_What to work on_
Check each line of the listing for the string "VOLUME", then state how many lines have it. Only the number is wanted.

Figure collection entries:
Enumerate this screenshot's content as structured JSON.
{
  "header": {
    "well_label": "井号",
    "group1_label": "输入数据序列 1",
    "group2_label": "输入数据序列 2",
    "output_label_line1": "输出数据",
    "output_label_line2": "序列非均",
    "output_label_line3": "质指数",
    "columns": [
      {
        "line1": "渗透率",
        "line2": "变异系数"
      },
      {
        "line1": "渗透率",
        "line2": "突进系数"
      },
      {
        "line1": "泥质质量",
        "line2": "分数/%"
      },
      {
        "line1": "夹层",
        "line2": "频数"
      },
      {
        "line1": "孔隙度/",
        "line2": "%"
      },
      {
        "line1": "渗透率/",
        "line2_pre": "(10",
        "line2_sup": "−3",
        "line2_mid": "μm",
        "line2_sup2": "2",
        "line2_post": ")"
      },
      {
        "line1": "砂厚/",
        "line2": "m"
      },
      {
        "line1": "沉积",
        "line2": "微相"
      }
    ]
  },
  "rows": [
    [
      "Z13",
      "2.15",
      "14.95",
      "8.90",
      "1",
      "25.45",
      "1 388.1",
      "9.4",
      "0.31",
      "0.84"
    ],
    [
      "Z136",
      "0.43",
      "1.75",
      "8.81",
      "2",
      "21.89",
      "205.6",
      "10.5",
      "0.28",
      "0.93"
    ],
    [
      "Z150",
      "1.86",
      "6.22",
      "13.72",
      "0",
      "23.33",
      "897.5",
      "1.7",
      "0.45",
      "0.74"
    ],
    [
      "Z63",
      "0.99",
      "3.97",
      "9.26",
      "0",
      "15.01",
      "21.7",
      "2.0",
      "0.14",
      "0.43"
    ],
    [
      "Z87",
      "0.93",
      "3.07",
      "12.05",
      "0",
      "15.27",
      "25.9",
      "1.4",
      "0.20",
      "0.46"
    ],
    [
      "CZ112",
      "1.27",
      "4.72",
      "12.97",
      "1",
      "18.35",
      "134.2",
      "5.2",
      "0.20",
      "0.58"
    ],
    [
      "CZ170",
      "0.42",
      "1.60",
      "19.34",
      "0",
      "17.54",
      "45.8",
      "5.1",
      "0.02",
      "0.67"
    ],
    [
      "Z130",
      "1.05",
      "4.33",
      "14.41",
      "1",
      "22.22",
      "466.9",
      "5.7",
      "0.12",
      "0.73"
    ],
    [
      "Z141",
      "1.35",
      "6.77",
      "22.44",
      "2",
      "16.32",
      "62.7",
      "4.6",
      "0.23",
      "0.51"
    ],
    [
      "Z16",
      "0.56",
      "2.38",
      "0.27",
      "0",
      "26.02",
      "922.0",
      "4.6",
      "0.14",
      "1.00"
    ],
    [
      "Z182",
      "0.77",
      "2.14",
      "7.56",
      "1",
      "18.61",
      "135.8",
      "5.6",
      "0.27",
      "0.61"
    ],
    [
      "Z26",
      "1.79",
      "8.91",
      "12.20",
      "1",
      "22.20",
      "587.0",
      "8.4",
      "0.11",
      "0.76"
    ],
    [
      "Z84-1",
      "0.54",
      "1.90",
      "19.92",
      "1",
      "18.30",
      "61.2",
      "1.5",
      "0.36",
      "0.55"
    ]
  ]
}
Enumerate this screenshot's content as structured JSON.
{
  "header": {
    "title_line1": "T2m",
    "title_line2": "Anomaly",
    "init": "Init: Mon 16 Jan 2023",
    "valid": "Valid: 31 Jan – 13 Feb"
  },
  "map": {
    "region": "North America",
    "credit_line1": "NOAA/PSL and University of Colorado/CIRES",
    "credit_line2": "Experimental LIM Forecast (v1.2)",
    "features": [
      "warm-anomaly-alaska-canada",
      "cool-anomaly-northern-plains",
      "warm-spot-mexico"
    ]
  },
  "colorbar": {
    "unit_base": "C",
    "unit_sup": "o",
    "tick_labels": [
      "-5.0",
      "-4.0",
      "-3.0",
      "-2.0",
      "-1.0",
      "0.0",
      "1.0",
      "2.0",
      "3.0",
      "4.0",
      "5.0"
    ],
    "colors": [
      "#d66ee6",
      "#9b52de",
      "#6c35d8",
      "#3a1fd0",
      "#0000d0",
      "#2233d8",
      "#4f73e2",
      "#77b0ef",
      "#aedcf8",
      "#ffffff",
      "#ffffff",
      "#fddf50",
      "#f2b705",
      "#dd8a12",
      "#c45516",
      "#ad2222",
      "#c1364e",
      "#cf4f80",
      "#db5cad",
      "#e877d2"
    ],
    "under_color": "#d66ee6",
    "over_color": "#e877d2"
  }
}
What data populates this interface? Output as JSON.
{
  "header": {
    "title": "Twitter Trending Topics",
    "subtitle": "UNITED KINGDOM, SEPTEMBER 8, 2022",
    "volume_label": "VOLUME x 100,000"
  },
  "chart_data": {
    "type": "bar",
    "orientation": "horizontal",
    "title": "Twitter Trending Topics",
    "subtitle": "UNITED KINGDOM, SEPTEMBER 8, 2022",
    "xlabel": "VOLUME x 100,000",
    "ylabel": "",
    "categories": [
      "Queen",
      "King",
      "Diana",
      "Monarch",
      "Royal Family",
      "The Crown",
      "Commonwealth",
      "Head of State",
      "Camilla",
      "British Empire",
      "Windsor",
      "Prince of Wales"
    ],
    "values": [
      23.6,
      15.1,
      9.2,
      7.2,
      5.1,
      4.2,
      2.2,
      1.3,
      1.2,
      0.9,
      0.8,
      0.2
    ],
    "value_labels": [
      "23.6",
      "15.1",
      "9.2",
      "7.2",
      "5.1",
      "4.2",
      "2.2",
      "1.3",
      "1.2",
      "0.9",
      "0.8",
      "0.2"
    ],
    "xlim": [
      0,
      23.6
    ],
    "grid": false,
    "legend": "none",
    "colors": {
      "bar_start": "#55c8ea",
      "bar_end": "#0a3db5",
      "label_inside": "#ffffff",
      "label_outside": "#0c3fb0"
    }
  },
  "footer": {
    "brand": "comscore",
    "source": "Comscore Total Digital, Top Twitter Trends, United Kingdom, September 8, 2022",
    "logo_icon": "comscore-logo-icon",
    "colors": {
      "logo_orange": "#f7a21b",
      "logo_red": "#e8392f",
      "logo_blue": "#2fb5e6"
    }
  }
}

_Exercise answer_
2